▸ **SHORT PROBLEM**
Show all lines from the data that include the word "አሠራር".

-- Begin MATERIAL TO PROCESS --

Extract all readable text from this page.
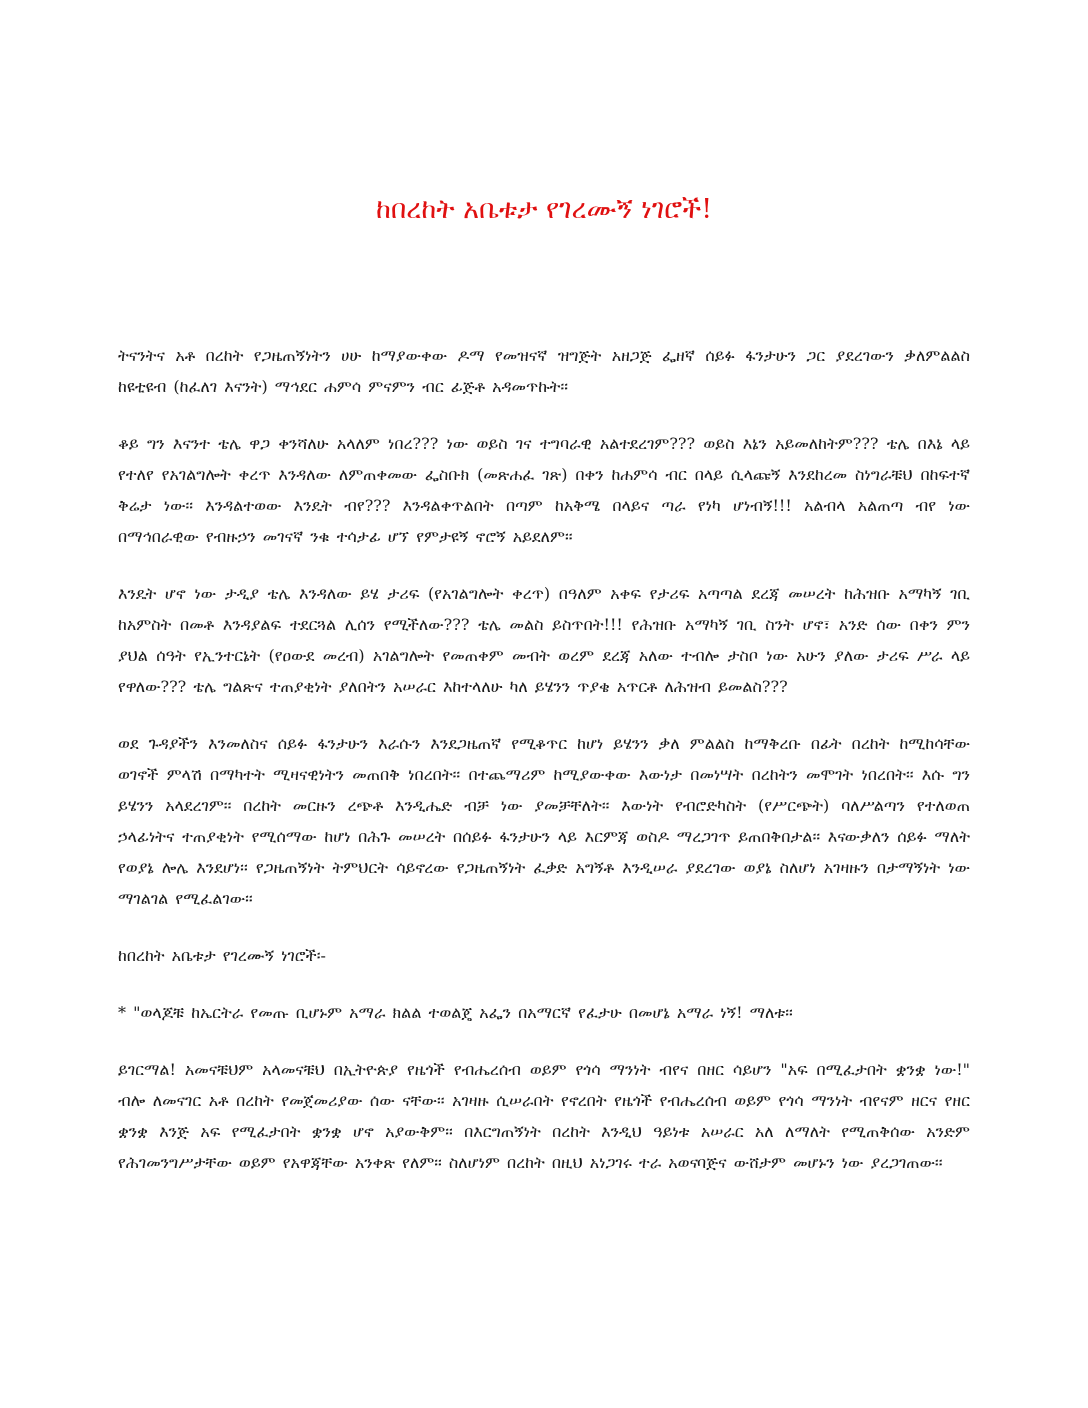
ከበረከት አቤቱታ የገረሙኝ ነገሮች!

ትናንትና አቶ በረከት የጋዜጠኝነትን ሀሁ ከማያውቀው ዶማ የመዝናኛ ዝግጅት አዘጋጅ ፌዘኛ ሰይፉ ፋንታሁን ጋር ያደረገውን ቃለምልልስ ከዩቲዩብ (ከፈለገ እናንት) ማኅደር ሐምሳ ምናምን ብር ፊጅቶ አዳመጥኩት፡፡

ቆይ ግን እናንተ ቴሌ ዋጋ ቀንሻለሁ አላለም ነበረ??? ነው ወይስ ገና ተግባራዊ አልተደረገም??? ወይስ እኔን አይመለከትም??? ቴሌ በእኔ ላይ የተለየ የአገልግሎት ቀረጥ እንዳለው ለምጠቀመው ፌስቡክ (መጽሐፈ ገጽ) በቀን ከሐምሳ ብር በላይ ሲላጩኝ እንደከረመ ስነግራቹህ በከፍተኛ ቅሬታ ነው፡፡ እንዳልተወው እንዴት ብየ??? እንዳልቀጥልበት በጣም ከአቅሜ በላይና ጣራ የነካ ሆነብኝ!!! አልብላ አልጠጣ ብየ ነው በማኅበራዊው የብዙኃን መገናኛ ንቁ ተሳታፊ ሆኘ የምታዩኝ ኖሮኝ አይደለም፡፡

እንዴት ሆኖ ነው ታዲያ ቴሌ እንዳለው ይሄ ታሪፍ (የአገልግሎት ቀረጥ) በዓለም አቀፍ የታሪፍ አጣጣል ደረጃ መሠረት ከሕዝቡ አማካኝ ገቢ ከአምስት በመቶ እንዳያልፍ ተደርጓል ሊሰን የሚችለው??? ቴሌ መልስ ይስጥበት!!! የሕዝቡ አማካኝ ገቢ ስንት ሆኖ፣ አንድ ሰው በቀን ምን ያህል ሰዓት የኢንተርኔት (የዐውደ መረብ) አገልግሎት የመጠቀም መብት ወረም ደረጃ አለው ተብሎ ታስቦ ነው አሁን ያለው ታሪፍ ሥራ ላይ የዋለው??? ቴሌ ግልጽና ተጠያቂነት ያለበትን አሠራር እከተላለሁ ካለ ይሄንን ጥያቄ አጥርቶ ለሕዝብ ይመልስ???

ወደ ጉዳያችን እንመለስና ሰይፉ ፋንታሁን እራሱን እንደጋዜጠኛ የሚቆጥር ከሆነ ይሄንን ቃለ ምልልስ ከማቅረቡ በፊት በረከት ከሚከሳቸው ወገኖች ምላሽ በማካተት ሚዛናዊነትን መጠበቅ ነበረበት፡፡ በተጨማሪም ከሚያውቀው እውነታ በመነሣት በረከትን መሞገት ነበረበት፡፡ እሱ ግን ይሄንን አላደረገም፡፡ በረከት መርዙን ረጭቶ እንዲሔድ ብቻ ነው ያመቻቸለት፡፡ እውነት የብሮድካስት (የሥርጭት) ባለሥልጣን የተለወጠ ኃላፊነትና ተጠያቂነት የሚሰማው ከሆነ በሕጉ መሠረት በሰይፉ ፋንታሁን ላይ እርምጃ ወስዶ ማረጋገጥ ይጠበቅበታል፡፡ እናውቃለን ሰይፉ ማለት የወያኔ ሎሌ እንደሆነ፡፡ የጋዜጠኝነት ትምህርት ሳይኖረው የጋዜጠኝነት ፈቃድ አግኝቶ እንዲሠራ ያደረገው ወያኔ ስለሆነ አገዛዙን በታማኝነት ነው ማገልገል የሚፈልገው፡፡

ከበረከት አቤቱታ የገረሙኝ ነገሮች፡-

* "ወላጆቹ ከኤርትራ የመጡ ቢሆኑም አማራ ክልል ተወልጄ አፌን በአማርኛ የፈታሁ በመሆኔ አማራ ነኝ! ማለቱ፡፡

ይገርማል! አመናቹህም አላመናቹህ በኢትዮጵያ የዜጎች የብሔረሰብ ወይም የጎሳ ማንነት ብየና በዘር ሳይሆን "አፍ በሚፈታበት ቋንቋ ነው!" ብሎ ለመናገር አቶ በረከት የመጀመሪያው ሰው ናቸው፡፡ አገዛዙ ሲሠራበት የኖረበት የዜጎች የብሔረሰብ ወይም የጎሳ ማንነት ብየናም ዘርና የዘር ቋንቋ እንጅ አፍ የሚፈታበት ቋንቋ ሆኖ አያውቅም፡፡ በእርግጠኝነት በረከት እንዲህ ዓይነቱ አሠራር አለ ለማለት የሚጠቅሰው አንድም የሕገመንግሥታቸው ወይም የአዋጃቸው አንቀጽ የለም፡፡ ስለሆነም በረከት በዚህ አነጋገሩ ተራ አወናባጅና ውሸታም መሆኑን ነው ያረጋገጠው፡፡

-- End MATERIAL TO PROCESS --
-- Begin MATERIAL TO PROCESS --

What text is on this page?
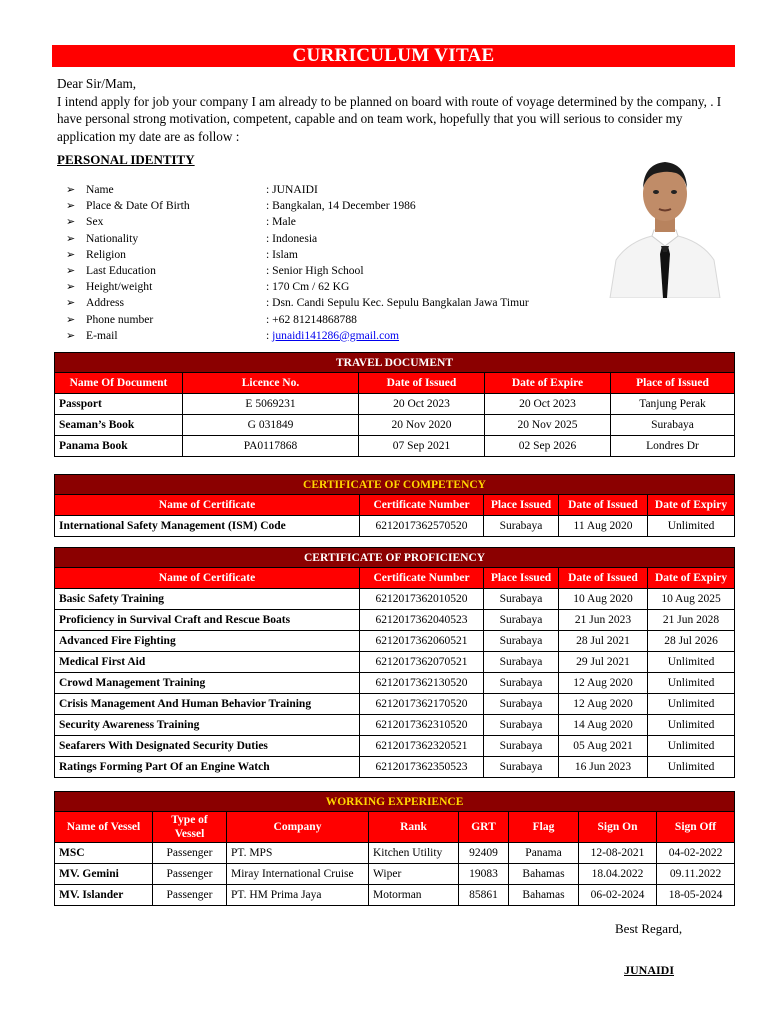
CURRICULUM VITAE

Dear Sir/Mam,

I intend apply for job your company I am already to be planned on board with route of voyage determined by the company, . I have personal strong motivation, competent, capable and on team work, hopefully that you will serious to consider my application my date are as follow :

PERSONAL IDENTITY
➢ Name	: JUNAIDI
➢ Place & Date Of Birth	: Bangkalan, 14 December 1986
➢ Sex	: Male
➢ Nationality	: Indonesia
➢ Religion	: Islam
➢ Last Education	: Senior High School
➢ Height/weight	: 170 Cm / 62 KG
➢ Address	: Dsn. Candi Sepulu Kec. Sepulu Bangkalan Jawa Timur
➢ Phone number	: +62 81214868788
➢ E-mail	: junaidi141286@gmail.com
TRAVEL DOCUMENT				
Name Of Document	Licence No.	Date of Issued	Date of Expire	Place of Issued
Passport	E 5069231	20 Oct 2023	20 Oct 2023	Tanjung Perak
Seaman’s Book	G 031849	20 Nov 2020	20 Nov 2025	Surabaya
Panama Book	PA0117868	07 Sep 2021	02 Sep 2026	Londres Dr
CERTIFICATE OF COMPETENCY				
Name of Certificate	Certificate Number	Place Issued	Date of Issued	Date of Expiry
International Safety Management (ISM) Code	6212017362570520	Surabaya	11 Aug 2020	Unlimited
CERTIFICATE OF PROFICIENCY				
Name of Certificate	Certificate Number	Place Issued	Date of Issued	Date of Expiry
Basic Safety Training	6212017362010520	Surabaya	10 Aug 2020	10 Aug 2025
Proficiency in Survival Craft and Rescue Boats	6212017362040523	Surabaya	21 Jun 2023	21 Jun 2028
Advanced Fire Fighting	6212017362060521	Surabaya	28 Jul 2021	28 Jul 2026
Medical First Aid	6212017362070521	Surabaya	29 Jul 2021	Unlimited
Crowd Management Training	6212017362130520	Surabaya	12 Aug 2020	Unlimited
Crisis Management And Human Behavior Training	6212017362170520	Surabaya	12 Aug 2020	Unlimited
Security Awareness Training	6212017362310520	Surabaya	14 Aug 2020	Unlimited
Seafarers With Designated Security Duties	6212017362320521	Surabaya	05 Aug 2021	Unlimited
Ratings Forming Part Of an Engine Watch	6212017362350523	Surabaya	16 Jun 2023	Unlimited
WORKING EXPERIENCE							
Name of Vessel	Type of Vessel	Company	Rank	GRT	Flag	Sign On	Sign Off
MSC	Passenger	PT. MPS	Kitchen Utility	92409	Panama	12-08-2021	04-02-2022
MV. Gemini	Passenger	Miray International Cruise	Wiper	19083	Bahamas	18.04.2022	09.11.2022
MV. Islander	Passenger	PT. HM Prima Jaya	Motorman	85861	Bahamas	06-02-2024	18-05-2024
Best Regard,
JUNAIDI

-- End MATERIAL TO PROCESS --

▸ **PROBLEM SOLUTION**
እንዴት ሆኖ ነው ታዲያ ቴሌ እንዳለው ይሄ ታሪፍ (የአገልግሎት ቀረጥ) በዓለም አቀፍ የታሪፍ አጣጣል ደረጃ መሠረት ከሕዝቡ አማካኝ ገቢ ከአምስት በመቶ እንዳያልፍ ተደርጓል ሊሰን የሚችለው??? ቴሌ መልስ ይስጥበት!!! የሕዝቡ አማካኝ ገቢ ስንት ሆኖ፣ አንድ ሰው በቀን ምን ያህል ሰዓት የኢንተርኔት (የዐውደ መረብ) አገልግሎት የመጠቀም መብት ወረም ደረጃ አለው ተብሎ ታስቦ ነው አሁን ያለው ታሪፍ ሥራ ላይ የዋለው??? ቴሌ ግልጽና ተጠያቂነት ያለበትን አሠራር እከተላለሁ ካለ ይሄንን ጥያቄ አጥርቶ ለሕዝብ ይመልስ???
ይገርማል! አመናቹህም አላመናቹህ በኢትዮጵያ የዜጎች የብሔረሰብ ወይም የጎሳ ማንነት ብየና በዘር ሳይሆን "አፍ በሚፈታበት ቋንቋ ነው!" ብሎ ለመናገር አቶ በረከት የመጀመሪያው ሰው ናቸው፡፡ አገዛዙ ሲሠራበት የኖረበት የዜጎች የብሔረሰብ ወይም የጎሳ ማንነት ብየናም ዘርና የዘር ቋንቋ እንጅ አፍ የሚፈታበት ቋንቋ ሆኖ አያውቅም፡፡ በእርግጠኝነት በረከት እንዲህ ዓይነቱ አሠራር አለ ለማለት የሚጠቅሰው አንድም የሕገመንግሥታቸው ወይም የአዋጃቸው አንቀጽ የለም፡፡ ስለሆነም በረከት በዚህ አነጋገሩ ተራ አወናባጅና ውሸታም መሆኑን ነው ያረጋገጠው፡፡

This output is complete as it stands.